— Begin The records —

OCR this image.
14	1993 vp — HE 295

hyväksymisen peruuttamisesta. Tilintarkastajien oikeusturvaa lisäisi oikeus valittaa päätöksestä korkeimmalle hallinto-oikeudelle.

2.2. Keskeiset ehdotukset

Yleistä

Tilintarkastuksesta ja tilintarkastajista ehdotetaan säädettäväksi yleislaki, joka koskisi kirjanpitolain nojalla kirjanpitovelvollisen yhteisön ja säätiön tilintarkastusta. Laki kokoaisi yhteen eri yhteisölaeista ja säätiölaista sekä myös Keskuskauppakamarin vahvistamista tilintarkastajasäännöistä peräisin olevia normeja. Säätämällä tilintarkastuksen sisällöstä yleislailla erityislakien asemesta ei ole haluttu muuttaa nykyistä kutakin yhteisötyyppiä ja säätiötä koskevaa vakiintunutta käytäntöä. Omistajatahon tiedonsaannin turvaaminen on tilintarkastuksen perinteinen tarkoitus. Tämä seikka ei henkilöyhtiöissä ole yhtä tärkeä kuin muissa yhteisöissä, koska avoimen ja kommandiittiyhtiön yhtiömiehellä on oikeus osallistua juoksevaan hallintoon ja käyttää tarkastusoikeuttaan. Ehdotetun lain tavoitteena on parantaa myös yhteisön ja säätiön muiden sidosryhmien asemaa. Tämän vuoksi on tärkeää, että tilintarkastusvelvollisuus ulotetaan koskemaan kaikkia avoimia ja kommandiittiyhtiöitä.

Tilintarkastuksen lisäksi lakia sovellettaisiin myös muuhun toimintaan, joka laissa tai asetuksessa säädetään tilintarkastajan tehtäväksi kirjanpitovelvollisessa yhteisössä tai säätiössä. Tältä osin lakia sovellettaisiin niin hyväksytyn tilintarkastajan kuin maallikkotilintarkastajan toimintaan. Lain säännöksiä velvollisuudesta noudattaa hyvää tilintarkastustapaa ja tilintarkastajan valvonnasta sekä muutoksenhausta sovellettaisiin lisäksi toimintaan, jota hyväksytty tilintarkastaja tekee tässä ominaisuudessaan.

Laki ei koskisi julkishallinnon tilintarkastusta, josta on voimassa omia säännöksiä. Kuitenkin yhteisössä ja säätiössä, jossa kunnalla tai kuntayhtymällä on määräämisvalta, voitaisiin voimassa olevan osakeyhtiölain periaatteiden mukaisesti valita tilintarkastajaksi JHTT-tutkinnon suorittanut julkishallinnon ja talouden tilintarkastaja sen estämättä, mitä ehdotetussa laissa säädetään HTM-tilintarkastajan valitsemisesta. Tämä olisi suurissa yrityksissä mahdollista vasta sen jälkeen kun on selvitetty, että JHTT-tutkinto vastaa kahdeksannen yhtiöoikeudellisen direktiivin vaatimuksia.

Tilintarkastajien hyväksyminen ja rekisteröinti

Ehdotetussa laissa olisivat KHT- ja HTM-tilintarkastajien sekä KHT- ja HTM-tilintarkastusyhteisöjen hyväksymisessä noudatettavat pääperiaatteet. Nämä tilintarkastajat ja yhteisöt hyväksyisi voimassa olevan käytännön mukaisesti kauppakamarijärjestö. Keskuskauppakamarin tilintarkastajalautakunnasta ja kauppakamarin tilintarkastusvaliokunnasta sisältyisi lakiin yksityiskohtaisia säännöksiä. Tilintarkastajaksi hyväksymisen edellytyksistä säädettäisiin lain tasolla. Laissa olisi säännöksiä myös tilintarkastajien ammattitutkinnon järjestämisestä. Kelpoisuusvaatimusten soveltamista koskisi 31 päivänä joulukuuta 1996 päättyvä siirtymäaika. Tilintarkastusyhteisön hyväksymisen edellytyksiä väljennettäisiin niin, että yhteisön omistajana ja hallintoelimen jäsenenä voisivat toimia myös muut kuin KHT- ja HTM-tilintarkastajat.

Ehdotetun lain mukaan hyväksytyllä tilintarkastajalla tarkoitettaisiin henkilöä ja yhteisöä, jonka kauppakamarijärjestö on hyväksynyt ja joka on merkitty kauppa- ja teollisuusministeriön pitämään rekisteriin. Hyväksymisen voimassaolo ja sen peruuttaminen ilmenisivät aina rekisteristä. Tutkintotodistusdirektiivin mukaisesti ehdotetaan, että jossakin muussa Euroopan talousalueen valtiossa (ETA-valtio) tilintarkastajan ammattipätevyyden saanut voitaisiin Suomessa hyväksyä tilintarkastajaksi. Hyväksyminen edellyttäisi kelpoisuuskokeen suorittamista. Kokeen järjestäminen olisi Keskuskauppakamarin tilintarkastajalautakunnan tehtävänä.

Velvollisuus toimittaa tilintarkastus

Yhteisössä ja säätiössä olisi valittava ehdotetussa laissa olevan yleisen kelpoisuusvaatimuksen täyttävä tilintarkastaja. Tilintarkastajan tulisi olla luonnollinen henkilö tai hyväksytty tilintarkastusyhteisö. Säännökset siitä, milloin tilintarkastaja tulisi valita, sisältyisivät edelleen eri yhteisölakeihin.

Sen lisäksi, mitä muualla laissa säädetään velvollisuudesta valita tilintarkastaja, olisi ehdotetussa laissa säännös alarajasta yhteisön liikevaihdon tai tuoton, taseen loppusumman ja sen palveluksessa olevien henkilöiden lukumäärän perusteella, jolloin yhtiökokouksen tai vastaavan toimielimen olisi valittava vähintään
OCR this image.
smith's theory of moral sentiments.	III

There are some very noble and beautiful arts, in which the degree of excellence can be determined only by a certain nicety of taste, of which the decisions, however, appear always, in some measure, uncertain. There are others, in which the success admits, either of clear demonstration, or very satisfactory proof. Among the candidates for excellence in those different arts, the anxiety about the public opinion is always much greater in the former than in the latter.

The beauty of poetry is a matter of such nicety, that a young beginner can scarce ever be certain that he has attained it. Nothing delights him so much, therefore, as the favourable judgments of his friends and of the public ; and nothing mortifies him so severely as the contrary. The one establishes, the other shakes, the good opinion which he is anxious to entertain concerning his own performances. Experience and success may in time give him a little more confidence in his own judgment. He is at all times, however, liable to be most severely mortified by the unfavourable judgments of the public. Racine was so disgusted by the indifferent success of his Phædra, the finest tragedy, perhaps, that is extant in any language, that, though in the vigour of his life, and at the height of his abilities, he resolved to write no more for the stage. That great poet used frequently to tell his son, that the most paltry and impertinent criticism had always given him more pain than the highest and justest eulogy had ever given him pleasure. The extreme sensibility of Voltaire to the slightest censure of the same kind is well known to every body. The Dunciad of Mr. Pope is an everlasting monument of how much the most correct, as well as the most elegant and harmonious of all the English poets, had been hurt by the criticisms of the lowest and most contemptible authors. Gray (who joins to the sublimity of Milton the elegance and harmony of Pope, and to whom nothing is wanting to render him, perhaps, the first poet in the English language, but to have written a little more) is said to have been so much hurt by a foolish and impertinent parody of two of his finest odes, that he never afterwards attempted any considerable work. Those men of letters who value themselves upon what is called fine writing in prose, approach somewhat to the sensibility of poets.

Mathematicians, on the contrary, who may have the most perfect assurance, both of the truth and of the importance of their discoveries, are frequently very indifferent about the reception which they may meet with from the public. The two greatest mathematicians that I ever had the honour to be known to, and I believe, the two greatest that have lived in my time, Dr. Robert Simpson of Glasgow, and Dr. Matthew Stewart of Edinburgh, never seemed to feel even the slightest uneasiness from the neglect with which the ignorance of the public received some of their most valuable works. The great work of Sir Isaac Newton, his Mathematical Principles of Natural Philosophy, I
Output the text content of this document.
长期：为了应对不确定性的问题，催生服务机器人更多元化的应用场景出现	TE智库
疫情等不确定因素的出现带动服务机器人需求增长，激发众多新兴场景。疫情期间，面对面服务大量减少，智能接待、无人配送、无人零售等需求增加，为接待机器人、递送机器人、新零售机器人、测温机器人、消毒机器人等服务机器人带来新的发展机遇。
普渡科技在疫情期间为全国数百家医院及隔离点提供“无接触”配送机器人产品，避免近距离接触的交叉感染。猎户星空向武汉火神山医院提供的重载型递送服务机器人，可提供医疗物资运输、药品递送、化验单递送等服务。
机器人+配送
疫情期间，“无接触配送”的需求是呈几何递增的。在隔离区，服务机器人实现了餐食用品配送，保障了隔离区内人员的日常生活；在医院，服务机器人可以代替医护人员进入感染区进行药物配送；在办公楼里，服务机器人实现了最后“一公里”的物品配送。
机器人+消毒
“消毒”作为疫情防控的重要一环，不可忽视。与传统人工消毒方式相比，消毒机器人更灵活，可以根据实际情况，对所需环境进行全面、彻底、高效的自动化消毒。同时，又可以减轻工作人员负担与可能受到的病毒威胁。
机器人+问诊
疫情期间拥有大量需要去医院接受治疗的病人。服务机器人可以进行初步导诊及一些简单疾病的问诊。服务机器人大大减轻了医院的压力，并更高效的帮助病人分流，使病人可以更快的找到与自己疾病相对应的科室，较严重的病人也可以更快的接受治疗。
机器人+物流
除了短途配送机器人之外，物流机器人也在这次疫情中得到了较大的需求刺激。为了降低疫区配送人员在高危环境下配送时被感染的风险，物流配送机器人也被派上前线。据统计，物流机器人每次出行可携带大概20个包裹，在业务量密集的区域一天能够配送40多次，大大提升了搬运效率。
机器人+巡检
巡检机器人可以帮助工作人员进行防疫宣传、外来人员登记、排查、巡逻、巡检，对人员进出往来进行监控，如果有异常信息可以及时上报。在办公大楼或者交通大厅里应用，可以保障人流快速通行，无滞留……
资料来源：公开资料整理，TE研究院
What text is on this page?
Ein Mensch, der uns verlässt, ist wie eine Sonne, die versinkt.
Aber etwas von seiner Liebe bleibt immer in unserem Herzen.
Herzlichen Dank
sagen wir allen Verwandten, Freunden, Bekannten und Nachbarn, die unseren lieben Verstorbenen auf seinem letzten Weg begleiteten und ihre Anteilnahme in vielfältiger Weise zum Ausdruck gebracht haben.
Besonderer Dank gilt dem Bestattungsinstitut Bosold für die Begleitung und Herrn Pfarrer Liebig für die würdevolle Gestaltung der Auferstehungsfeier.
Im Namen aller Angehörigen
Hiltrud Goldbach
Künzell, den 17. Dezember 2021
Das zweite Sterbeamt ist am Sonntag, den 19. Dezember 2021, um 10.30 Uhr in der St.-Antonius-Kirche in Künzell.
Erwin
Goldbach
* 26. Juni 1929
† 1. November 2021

— End The records —

Go through the data and gather every line that holds "Künzell".

**Response to the task**
Künzell, den 17. Dezember 2021
Das zweite Sterbeamt ist am Sonntag, den 19. Dezember 2021, um 10.30 Uhr in der St.-Antonius-Kirche in Künzell.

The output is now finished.